** start of Supplied entries **

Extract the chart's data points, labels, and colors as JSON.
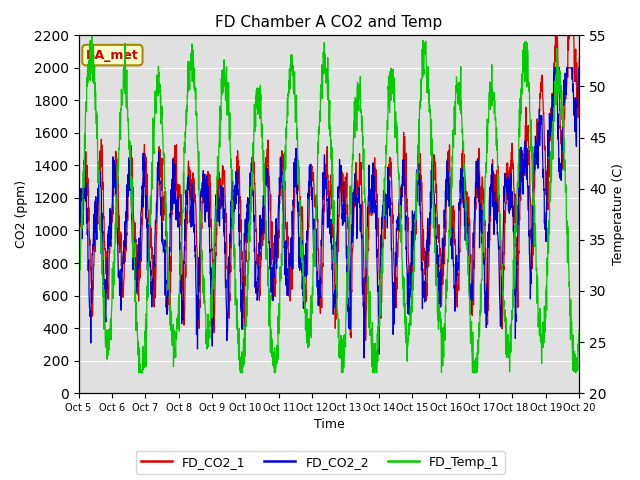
{
  "title": "FD Chamber A CO2 and Temp",
  "xlabel": "Time",
  "ylabel_left": "CO2 (ppm)",
  "ylabel_right": "Temperature (C)",
  "ylim_left": [
    0,
    2200
  ],
  "ylim_right": [
    20,
    55
  ],
  "yticks_left": [
    0,
    200,
    400,
    600,
    800,
    1000,
    1200,
    1400,
    1600,
    1800,
    2000,
    2200
  ],
  "yticks_right": [
    20,
    25,
    30,
    35,
    40,
    45,
    50,
    55
  ],
  "n_points": 2000,
  "color_co2_1": "#dd0000",
  "color_co2_2": "#0000dd",
  "color_temp": "#00cc00",
  "color_bg": "#e0e0e0",
  "label_co2_1": "FD_CO2_1",
  "label_co2_2": "FD_CO2_2",
  "label_temp": "FD_Temp_1",
  "annotation_text": "BA_met",
  "annotation_color": "#cc0000",
  "annotation_bg": "#ffffcc",
  "annotation_border": "#aa8800",
  "xtick_labels": [
    "Oct 5",
    "Oct 6",
    "Oct 7",
    "Oct 8",
    "Oct 9",
    "Oct 10",
    "Oct 11",
    "Oct 12",
    "Oct 13",
    "Oct 14",
    "Oct 15",
    "Oct 16",
    "Oct 17",
    "Oct 18",
    "Oct 19",
    "Oct 20"
  ],
  "xtick_positions": [
    0,
    1,
    2,
    3,
    4,
    5,
    6,
    7,
    8,
    9,
    10,
    11,
    12,
    13,
    14,
    15
  ],
  "linewidth": 0.9
}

** end of Supplied entries **

- Exercise details:
All of the lines above should be printed exactly, minus the pictures.

- Response for this exercise:
Extract the chart's data points, labels, and colors as JSON.
{
  "title": "FD Chamber A CO2 and Temp",
  "xlabel": "Time",
  "ylabel_left": "CO2 (ppm)",
  "ylabel_right": "Temperature (C)",
  "ylim_left": [
    0,
    2200
  ],
  "ylim_right": [
    20,
    55
  ],
  "yticks_left": [
    0,
    200,
    400,
    600,
    800,
    1000,
    1200,
    1400,
    1600,
    1800,
    2000,
    2200
  ],
  "yticks_right": [
    20,
    25,
    30,
    35,
    40,
    45,
    50,
    55
  ],
  "n_points": 2000,
  "color_co2_1": "#dd0000",
  "color_co2_2": "#0000dd",
  "color_temp": "#00cc00",
  "color_bg": "#e0e0e0",
  "label_co2_1": "FD_CO2_1",
  "label_co2_2": "FD_CO2_2",
  "label_temp": "FD_Temp_1",
  "annotation_text": "BA_met",
  "annotation_color": "#cc0000",
  "annotation_bg": "#ffffcc",
  "annotation_border": "#aa8800",
  "xtick_labels": [
    "Oct 5",
    "Oct 6",
    "Oct 7",
    "Oct 8",
    "Oct 9",
    "Oct 10",
    "Oct 11",
    "Oct 12",
    "Oct 13",
    "Oct 14",
    "Oct 15",
    "Oct 16",
    "Oct 17",
    "Oct 18",
    "Oct 19",
    "Oct 20"
  ],
  "xtick_positions": [
    0,
    1,
    2,
    3,
    4,
    5,
    6,
    7,
    8,
    9,
    10,
    11,
    12,
    13,
    14,
    15
  ],
  "linewidth": 0.9
}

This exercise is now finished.